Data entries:
begin
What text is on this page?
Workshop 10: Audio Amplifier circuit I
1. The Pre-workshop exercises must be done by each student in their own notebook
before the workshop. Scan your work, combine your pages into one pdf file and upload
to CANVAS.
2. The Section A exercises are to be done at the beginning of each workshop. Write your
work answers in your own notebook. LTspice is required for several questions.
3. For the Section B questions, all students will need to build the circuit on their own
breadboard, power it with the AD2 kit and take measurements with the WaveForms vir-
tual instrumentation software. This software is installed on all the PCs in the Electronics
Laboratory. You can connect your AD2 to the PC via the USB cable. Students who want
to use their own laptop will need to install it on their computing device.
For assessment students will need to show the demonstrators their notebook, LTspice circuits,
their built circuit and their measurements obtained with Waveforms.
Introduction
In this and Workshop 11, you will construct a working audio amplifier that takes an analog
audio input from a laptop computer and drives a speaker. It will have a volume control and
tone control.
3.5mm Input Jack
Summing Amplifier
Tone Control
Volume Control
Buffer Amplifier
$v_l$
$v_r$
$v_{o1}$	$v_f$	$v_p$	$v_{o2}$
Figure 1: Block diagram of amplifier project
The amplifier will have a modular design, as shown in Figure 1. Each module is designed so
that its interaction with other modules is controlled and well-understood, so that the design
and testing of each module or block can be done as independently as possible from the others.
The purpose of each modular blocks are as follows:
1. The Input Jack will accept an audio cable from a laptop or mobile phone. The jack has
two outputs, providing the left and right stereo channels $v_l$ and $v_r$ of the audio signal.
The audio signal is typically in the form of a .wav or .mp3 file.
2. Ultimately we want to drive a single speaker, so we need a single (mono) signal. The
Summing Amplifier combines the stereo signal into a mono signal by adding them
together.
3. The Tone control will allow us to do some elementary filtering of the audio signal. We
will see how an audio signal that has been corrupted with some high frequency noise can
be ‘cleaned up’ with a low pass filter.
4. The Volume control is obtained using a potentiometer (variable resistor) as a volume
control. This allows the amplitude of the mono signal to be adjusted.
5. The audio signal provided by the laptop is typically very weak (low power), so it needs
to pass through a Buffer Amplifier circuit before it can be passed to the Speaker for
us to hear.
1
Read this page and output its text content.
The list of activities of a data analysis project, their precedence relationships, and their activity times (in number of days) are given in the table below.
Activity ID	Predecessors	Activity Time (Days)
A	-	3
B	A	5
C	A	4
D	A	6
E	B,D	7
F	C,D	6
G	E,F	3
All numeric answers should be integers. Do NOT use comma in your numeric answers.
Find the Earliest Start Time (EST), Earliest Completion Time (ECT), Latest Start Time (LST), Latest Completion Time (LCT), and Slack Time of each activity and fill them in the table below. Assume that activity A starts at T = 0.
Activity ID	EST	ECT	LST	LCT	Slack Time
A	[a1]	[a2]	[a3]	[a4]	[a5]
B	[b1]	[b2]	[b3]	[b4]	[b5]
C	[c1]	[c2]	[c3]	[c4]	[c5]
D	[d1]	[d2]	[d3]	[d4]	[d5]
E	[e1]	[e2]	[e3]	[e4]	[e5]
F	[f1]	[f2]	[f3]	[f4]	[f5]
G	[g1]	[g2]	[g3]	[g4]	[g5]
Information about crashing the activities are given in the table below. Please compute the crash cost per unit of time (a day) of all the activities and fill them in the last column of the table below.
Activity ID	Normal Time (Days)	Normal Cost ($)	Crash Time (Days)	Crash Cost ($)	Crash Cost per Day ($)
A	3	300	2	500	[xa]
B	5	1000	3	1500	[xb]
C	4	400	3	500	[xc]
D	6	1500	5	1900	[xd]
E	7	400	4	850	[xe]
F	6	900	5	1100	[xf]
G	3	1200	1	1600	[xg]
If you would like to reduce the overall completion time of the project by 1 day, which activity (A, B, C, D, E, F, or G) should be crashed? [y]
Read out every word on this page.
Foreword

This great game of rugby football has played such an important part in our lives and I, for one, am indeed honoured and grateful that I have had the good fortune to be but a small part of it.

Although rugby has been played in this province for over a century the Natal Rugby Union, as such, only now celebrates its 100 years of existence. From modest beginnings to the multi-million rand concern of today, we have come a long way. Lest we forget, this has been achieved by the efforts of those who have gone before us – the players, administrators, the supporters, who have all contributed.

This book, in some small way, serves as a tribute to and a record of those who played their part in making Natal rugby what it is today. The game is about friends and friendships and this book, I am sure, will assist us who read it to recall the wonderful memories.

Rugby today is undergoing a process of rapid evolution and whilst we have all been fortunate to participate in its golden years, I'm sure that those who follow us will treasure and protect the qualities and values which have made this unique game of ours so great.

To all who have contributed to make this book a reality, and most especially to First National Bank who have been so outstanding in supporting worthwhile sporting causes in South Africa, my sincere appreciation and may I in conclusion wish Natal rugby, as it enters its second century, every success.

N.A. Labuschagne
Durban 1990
end
» TASK TO COMPLETE: Print the material once more, exactly.

» SOLUTION TO THE EXERCISE:
What text is on this page?
Workshop 10: Audio Amplifier circuit I
1. The Pre-workshop exercises must be done by each student in their own notebook
before the workshop. Scan your work, combine your pages into one pdf file and upload
to CANVAS.
2. The Section A exercises are to be done at the beginning of each workshop. Write your
work answers in your own notebook. LTspice is required for several questions.
3. For the Section B questions, all students will need to build the circuit on their own
breadboard, power it with the AD2 kit and take measurements with the WaveForms vir-
tual instrumentation software. This software is installed on all the PCs in the Electronics
Laboratory. You can connect your AD2 to the PC via the USB cable. Students who want
to use their own laptop will need to install it on their computing device.
For assessment students will need to show the demonstrators their notebook, LTspice circuits,
their built circuit and their measurements obtained with Waveforms.
Introduction
In this and Workshop 11, you will construct a working audio amplifier that takes an analog
audio input from a laptop computer and drives a speaker. It will have a volume control and
tone control.
3.5mm Input Jack
Summing Amplifier
Tone Control
Volume Control
Buffer Amplifier
$v_l$
$v_r$
$v_{o1}$	$v_f$	$v_p$	$v_{o2}$
Figure 1: Block diagram of amplifier project
The amplifier will have a modular design, as shown in Figure 1. Each module is designed so
that its interaction with other modules is controlled and well-understood, so that the design
and testing of each module or block can be done as independently as possible from the others.
The purpose of each modular blocks are as follows:
1. The Input Jack will accept an audio cable from a laptop or mobile phone. The jack has
two outputs, providing the left and right stereo channels $v_l$ and $v_r$ of the audio signal.
The audio signal is typically in the form of a .wav or .mp3 file.
2. Ultimately we want to drive a single speaker, so we need a single (mono) signal. The
Summing Amplifier combines the stereo signal into a mono signal by adding them
together.
3. The Tone control will allow us to do some elementary filtering of the audio signal. We
will see how an audio signal that has been corrupted with some high frequency noise can
be ‘cleaned up’ with a low pass filter.
4. The Volume control is obtained using a potentiometer (variable resistor) as a volume
control. This allows the amplitude of the mono signal to be adjusted.
5. The audio signal provided by the laptop is typically very weak (low power), so it needs
to pass through a Buffer Amplifier circuit before it can be passed to the Speaker for
us to hear.
1
Read this page and output its text content.
The list of activities of a data analysis project, their precedence relationships, and their activity times (in number of days) are given in the table below.
Activity ID	Predecessors	Activity Time (Days)
A	-	3
B	A	5
C	A	4
D	A	6
E	B,D	7
F	C,D	6
G	E,F	3
All numeric answers should be integers. Do NOT use comma in your numeric answers.
Find the Earliest Start Time (EST), Earliest Completion Time (ECT), Latest Start Time (LST), Latest Completion Time (LCT), and Slack Time of each activity and fill them in the table below. Assume that activity A starts at T = 0.
Activity ID	EST	ECT	LST	LCT	Slack Time
A	[a1]	[a2]	[a3]	[a4]	[a5]
B	[b1]	[b2]	[b3]	[b4]	[b5]
C	[c1]	[c2]	[c3]	[c4]	[c5]
D	[d1]	[d2]	[d3]	[d4]	[d5]
E	[e1]	[e2]	[e3]	[e4]	[e5]
F	[f1]	[f2]	[f3]	[f4]	[f5]
G	[g1]	[g2]	[g3]	[g4]	[g5]
Information about crashing the activities are given in the table below. Please compute the crash cost per unit of time (a day) of all the activities and fill them in the last column of the table below.
Activity ID	Normal Time (Days)	Normal Cost ($)	Crash Time (Days)	Crash Cost ($)	Crash Cost per Day ($)
A	3	300	2	500	[xa]
B	5	1000	3	1500	[xb]
C	4	400	3	500	[xc]
D	6	1500	5	1900	[xd]
E	7	400	4	850	[xe]
F	6	900	5	1100	[xf]
G	3	1200	1	1600	[xg]
If you would like to reduce the overall completion time of the project by 1 day, which activity (A, B, C, D, E, F, or G) should be crashed? [y]
Read out every word on this page.
Foreword

This great game of rugby football has played such an important part in our lives and I, for one, am indeed honoured and grateful that I have had the good fortune to be but a small part of it.

Although rugby has been played in this province for over a century the Natal Rugby Union, as such, only now celebrates its 100 years of existence. From modest beginnings to the multi-million rand concern of today, we have come a long way. Lest we forget, this has been achieved by the efforts of those who have gone before us – the players, administrators, the supporters, who have all contributed.

This book, in some small way, serves as a tribute to and a record of those who played their part in making Natal rugby what it is today. The game is about friends and friendships and this book, I am sure, will assist us who read it to recall the wonderful memories.

Rugby today is undergoing a process of rapid evolution and whilst we have all been fortunate to participate in its golden years, I'm sure that those who follow us will treasure and protect the qualities and values which have made this unique game of ours so great.

To all who have contributed to make this book a reality, and most especially to First National Bank who have been so outstanding in supporting worthwhile sporting causes in South Africa, my sincere appreciation and may I in conclusion wish Natal rugby, as it enters its second century, every success.

N.A. Labuschagne
Durban 1990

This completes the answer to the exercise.